> _To be done_: Reproduce the records below in full and without edits, omitting images.

> _Data for processing_:
_ _ _

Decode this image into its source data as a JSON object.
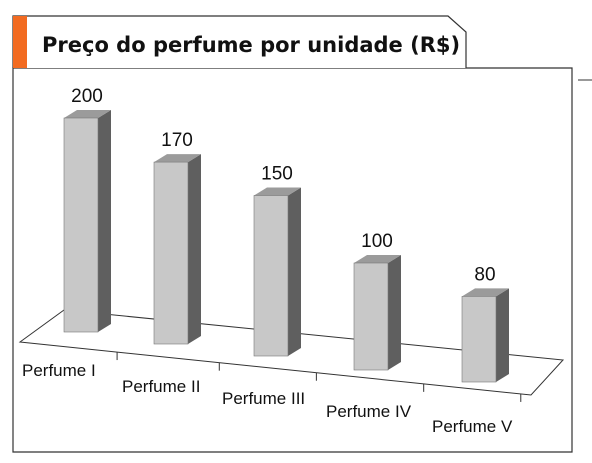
{
  "chart_data": {
    "type": "bar",
    "title": "Preço do perfume por unidade (R$)",
    "categories": [
      "Perfume I",
      "Perfume II",
      "Perfume III",
      "Perfume IV",
      "Perfume V"
    ],
    "values": [
      200,
      170,
      150,
      100,
      80
    ],
    "value_labels": [
      "200",
      "170",
      "150",
      "100",
      "80"
    ],
    "xlabel": "",
    "ylabel": "",
    "ylim": [
      0,
      200
    ],
    "grid": false,
    "legend": "none",
    "bar_3d": true
  },
  "colors": {
    "accent": "#f26b21",
    "bar_front": "#c8c8c8",
    "bar_side": "#5f5f5f",
    "bar_top": "#9b9b9b",
    "frame": "#333333"
  }
}
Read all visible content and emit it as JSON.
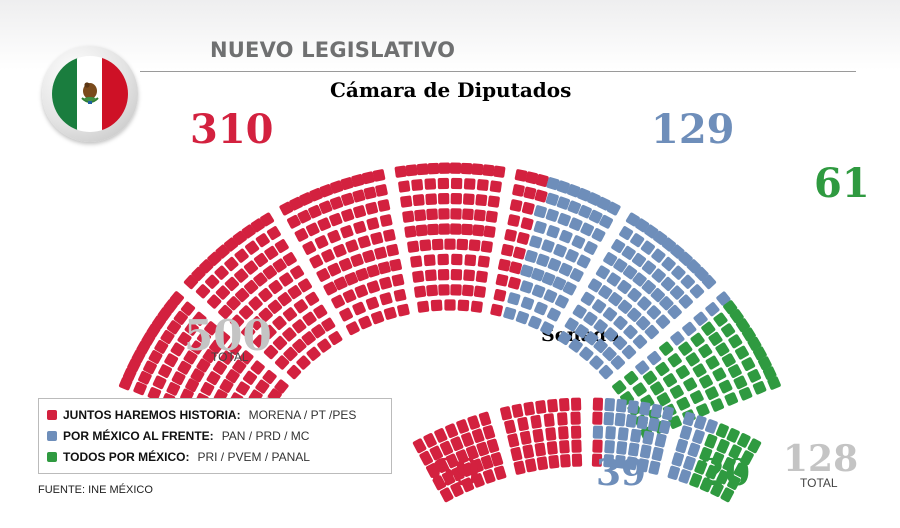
{
  "header": {
    "title": "NUEVO LEGISLATIVO"
  },
  "colors": {
    "red": "#d3213f",
    "blue": "#6e8eba",
    "green": "#2f9a40"
  },
  "legend": [
    {
      "name": "JUNTOS HAREMOS HISTORIA:",
      "parties": "MORENA / PT /PES",
      "color": "#d3213f"
    },
    {
      "name": "POR MÉXICO AL FRENTE:",
      "parties": "PAN / PRD / MC",
      "color": "#6e8eba"
    },
    {
      "name": "TODOS POR MÉXICO:",
      "parties": "PRI / PVEM / PANAL",
      "color": "#2f9a40"
    }
  ],
  "source": "FUENTE: INE MÉXICO",
  "chart_data": [
    {
      "type": "parliament",
      "title": "Cámara de Diputados",
      "categories": [
        "JUNTOS HAREMOS HISTORIA",
        "POR MÉXICO AL FRENTE",
        "TODOS POR MÉXICO"
      ],
      "values": [
        310,
        129,
        61
      ],
      "value_labels": [
        "310",
        "129",
        "61"
      ],
      "total": 500,
      "total_label": "500",
      "total_caption": "TOTAL",
      "colors": [
        "#d3213f",
        "#6e8eba",
        "#2f9a40"
      ]
    },
    {
      "type": "parliament",
      "title": "Senado",
      "categories": [
        "JUNTOS HAREMOS HISTORIA",
        "POR MÉXICO AL FRENTE",
        "TODOS POR MÉXICO"
      ],
      "values": [
        69,
        39,
        20
      ],
      "value_labels": [
        "69",
        "39",
        "20"
      ],
      "total": 128,
      "total_label": "128",
      "total_caption": "TOTAL",
      "colors": [
        "#d3213f",
        "#6e8eba",
        "#2f9a40"
      ]
    }
  ]
}
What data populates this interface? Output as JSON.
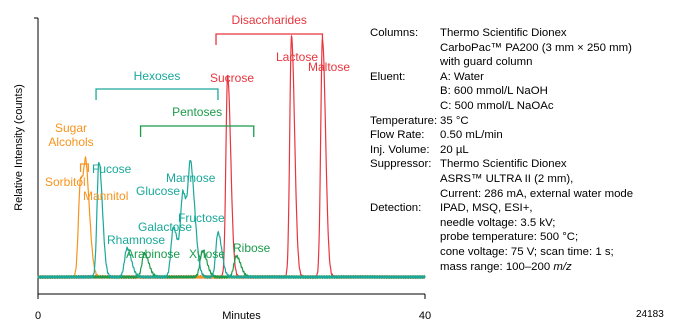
{
  "chart_data": {
    "type": "line",
    "title": "",
    "xlabel": "Minutes",
    "ylabel": "Relative Intensity (counts)",
    "x_ticks": [
      "0",
      "40"
    ],
    "xlim": [
      0,
      40
    ],
    "grid": false,
    "colors": {
      "sugar_alcohols": "#f7941d",
      "hexoses": "#1aa89a",
      "pentoses": "#1a9b4a",
      "disaccharides": "#e8353e"
    },
    "series": [
      {
        "group": "sugar_alcohols",
        "peaks": [
          {
            "name": "Sorbitol",
            "rt": 4.4,
            "height": 0.37,
            "width": 0.22
          },
          {
            "name": "Mannitol",
            "rt": 5.0,
            "height": 0.32,
            "width": 0.22
          }
        ]
      },
      {
        "group": "hexoses",
        "peaks": [
          {
            "name": "Fucose",
            "rt": 6.3,
            "height": 0.44,
            "width": 0.2
          },
          {
            "name": "Rhamnose",
            "rt": 9.2,
            "height": 0.11,
            "width": 0.25
          },
          {
            "name": "Galactose",
            "rt": 14.0,
            "height": 0.19,
            "width": 0.25
          },
          {
            "name": "Glucose",
            "rt": 15.0,
            "height": 0.31,
            "width": 0.25
          },
          {
            "name": "Mannose",
            "rt": 15.8,
            "height": 0.38,
            "width": 0.25
          },
          {
            "name": "Fructose",
            "rt": 18.6,
            "height": 0.17,
            "width": 0.22
          }
        ]
      },
      {
        "group": "pentoses",
        "peaks": [
          {
            "name": "Arabinose",
            "rt": 11.0,
            "height": 0.09,
            "width": 0.25
          },
          {
            "name": "Xylose",
            "rt": 17.0,
            "height": 0.1,
            "width": 0.25
          },
          {
            "name": "Ribose",
            "rt": 20.5,
            "height": 0.08,
            "width": 0.25
          }
        ]
      },
      {
        "group": "disaccharides",
        "peaks": [
          {
            "name": "Sucrose",
            "rt": 19.6,
            "height": 0.77,
            "width": 0.18
          },
          {
            "name": "Lactose",
            "rt": 26.2,
            "height": 0.92,
            "width": 0.18
          },
          {
            "name": "Maltose",
            "rt": 29.4,
            "height": 0.91,
            "width": 0.18
          }
        ]
      }
    ],
    "groups": [
      {
        "key": "sugar_alcohols",
        "label_lines": [
          "Sugar",
          "Alcohols"
        ],
        "span": [
          4.4,
          5.2
        ]
      },
      {
        "key": "hexoses",
        "label_lines": [
          "Hexoses"
        ],
        "span": [
          6.0,
          18.6
        ]
      },
      {
        "key": "pentoses",
        "label_lines": [
          "Pentoses"
        ],
        "span": [
          10.6,
          22.3
        ]
      },
      {
        "key": "disaccharides",
        "label_lines": [
          "Disaccharides"
        ],
        "span": [
          18.4,
          29.4
        ]
      }
    ]
  },
  "conditions": [
    {
      "label": "Columns:",
      "lines": [
        "Thermo Scientific Dionex",
        "CarboPac™ PA200 (3 mm × 250 mm)",
        "with guard column"
      ]
    },
    {
      "label": "Eluent:",
      "lines": [
        "A: Water",
        "B: 600 mmol/L NaOH",
        "C: 500 mmol/L NaOAc"
      ]
    },
    {
      "label": "Temperature:",
      "lines": [
        "35 °C"
      ]
    },
    {
      "label": "Flow Rate:",
      "lines": [
        "0.50 mL/min"
      ]
    },
    {
      "label": "Inj. Volume:",
      "lines": [
        "20 µL"
      ]
    },
    {
      "label": "Suppressor:",
      "lines": [
        "Thermo Scientific Dionex",
        "ASRS™ ULTRA II (2 mm),",
        "Current: 286 mA, external water mode"
      ]
    },
    {
      "label": "Detection:",
      "lines": [
        "IPAD, MSQ, ESI+,",
        "needle voltage: 3.5 kV;",
        "probe temperature: 500 °C;",
        "cone voltage: 75 V; scan time: 1 s;",
        "mass range: 100–200 m/z"
      ]
    }
  ],
  "figure_id": "24183"
}
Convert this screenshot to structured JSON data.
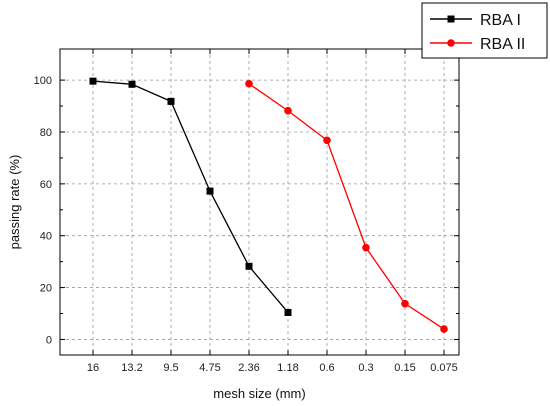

_ _ _

> _Answer to this task_:
Decode this image into its source data as a JSON object.
{
  "chart_data": {
    "type": "bar",
    "title": "Preço do perfume por unidade (R$)",
    "categories": [
      "Perfume I",
      "Perfume II",
      "Perfume III",
      "Perfume IV",
      "Perfume V"
    ],
    "values": [
      200,
      170,
      150,
      100,
      80
    ],
    "value_labels": [
      "200",
      "170",
      "150",
      "100",
      "80"
    ],
    "xlabel": "",
    "ylabel": "",
    "ylim": [
      0,
      200
    ],
    "grid": false,
    "legend": "none",
    "bar_3d": true
  },
  "colors": {
    "accent": "#f26b21",
    "bar_front": "#c8c8c8",
    "bar_side": "#5f5f5f",
    "bar_top": "#9b9b9b",
    "frame": "#333333"
  }
}
Read all visible content and emit it as JSON.
{
  "header": {
    "title": "NUEVO LEGISLATIVO"
  },
  "colors": {
    "red": "#d3213f",
    "blue": "#6e8eba",
    "green": "#2f9a40"
  },
  "legend": [
    {
      "name": "JUNTOS HAREMOS HISTORIA:",
      "parties": "MORENA / PT /PES",
      "color": "#d3213f"
    },
    {
      "name": "POR MÉXICO AL FRENTE:",
      "parties": "PAN / PRD / MC",
      "color": "#6e8eba"
    },
    {
      "name": "TODOS POR MÉXICO:",
      "parties": "PRI / PVEM / PANAL",
      "color": "#2f9a40"
    }
  ],
  "source": "FUENTE: INE MÉXICO",
  "chart_data": [
    {
      "type": "parliament",
      "title": "Cámara de Diputados",
      "categories": [
        "JUNTOS HAREMOS HISTORIA",
        "POR MÉXICO AL FRENTE",
        "TODOS POR MÉXICO"
      ],
      "values": [
        310,
        129,
        61
      ],
      "value_labels": [
        "310",
        "129",
        "61"
      ],
      "total": 500,
      "total_label": "500",
      "total_caption": "TOTAL",
      "colors": [
        "#d3213f",
        "#6e8eba",
        "#2f9a40"
      ]
    },
    {
      "type": "parliament",
      "title": "Senado",
      "categories": [
        "JUNTOS HAREMOS HISTORIA",
        "POR MÉXICO AL FRENTE",
        "TODOS POR MÉXICO"
      ],
      "values": [
        69,
        39,
        20
      ],
      "value_labels": [
        "69",
        "39",
        "20"
      ],
      "total": 128,
      "total_label": "128",
      "total_caption": "TOTAL",
      "colors": [
        "#d3213f",
        "#6e8eba",
        "#2f9a40"
      ]
    }
  ]
}
What data populates this interface? Output as JSON.
{
  "chart_data": {
    "type": "line",
    "title": "",
    "xlabel": "Minutes",
    "ylabel": "Relative Intensity (counts)",
    "x_ticks": [
      "0",
      "40"
    ],
    "xlim": [
      0,
      40
    ],
    "grid": false,
    "colors": {
      "sugar_alcohols": "#f7941d",
      "hexoses": "#1aa89a",
      "pentoses": "#1a9b4a",
      "disaccharides": "#e8353e"
    },
    "series": [
      {
        "group": "sugar_alcohols",
        "peaks": [
          {
            "name": "Sorbitol",
            "rt": 4.4,
            "height": 0.37,
            "width": 0.22
          },
          {
            "name": "Mannitol",
            "rt": 5.0,
            "height": 0.32,
            "width": 0.22
          }
        ]
      },
      {
        "group": "hexoses",
        "peaks": [
          {
            "name": "Fucose",
            "rt": 6.3,
            "height": 0.44,
            "width": 0.2
          },
          {
            "name": "Rhamnose",
            "rt": 9.2,
            "height": 0.11,
            "width": 0.25
          },
          {
            "name": "Galactose",
            "rt": 14.0,
            "height": 0.19,
            "width": 0.25
          },
          {
            "name": "Glucose",
            "rt": 15.0,
            "height": 0.31,
            "width": 0.25
          },
          {
            "name": "Mannose",
            "rt": 15.8,
            "height": 0.38,
            "width": 0.25
          },
          {
            "name": "Fructose",
            "rt": 18.6,
            "height": 0.17,
            "width": 0.22
          }
        ]
      },
      {
        "group": "pentoses",
        "peaks": [
          {
            "name": "Arabinose",
            "rt": 11.0,
            "height": 0.09,
            "width": 0.25
          },
          {
            "name": "Xylose",
            "rt": 17.0,
            "height": 0.1,
            "width": 0.25
          },
          {
            "name": "Ribose",
            "rt": 20.5,
            "height": 0.08,
            "width": 0.25
          }
        ]
      },
      {
        "group": "disaccharides",
        "peaks": [
          {
            "name": "Sucrose",
            "rt": 19.6,
            "height": 0.77,
            "width": 0.18
          },
          {
            "name": "Lactose",
            "rt": 26.2,
            "height": 0.92,
            "width": 0.18
          },
          {
            "name": "Maltose",
            "rt": 29.4,
            "height": 0.91,
            "width": 0.18
          }
        ]
      }
    ],
    "groups": [
      {
        "key": "sugar_alcohols",
        "label_lines": [
          "Sugar",
          "Alcohols"
        ],
        "span": [
          4.4,
          5.2
        ]
      },
      {
        "key": "hexoses",
        "label_lines": [
          "Hexoses"
        ],
        "span": [
          6.0,
          18.6
        ]
      },
      {
        "key": "pentoses",
        "label_lines": [
          "Pentoses"
        ],
        "span": [
          10.6,
          22.3
        ]
      },
      {
        "key": "disaccharides",
        "label_lines": [
          "Disaccharides"
        ],
        "span": [
          18.4,
          29.4
        ]
      }
    ]
  },
  "conditions": [
    {
      "label": "Columns:",
      "lines": [
        "Thermo Scientific Dionex",
        "CarboPac™ PA200 (3 mm × 250 mm)",
        "with guard column"
      ]
    },
    {
      "label": "Eluent:",
      "lines": [
        "A: Water",
        "B: 600 mmol/L NaOH",
        "C: 500 mmol/L NaOAc"
      ]
    },
    {
      "label": "Temperature:",
      "lines": [
        "35 °C"
      ]
    },
    {
      "label": "Flow Rate:",
      "lines": [
        "0.50 mL/min"
      ]
    },
    {
      "label": "Inj. Volume:",
      "lines": [
        "20 µL"
      ]
    },
    {
      "label": "Suppressor:",
      "lines": [
        "Thermo Scientific Dionex",
        "ASRS™ ULTRA II (2 mm),",
        "Current: 286 mA, external water mode"
      ]
    },
    {
      "label": "Detection:",
      "lines": [
        "IPAD, MSQ, ESI+,",
        "needle voltage: 3.5 kV;",
        "probe temperature: 500 °C;",
        "cone voltage: 75 V; scan time: 1 s;",
        "mass range: 100–200 m/z"
      ]
    }
  ],
  "figure_id": "24183"
}
Convert this screenshot to structured JSON data.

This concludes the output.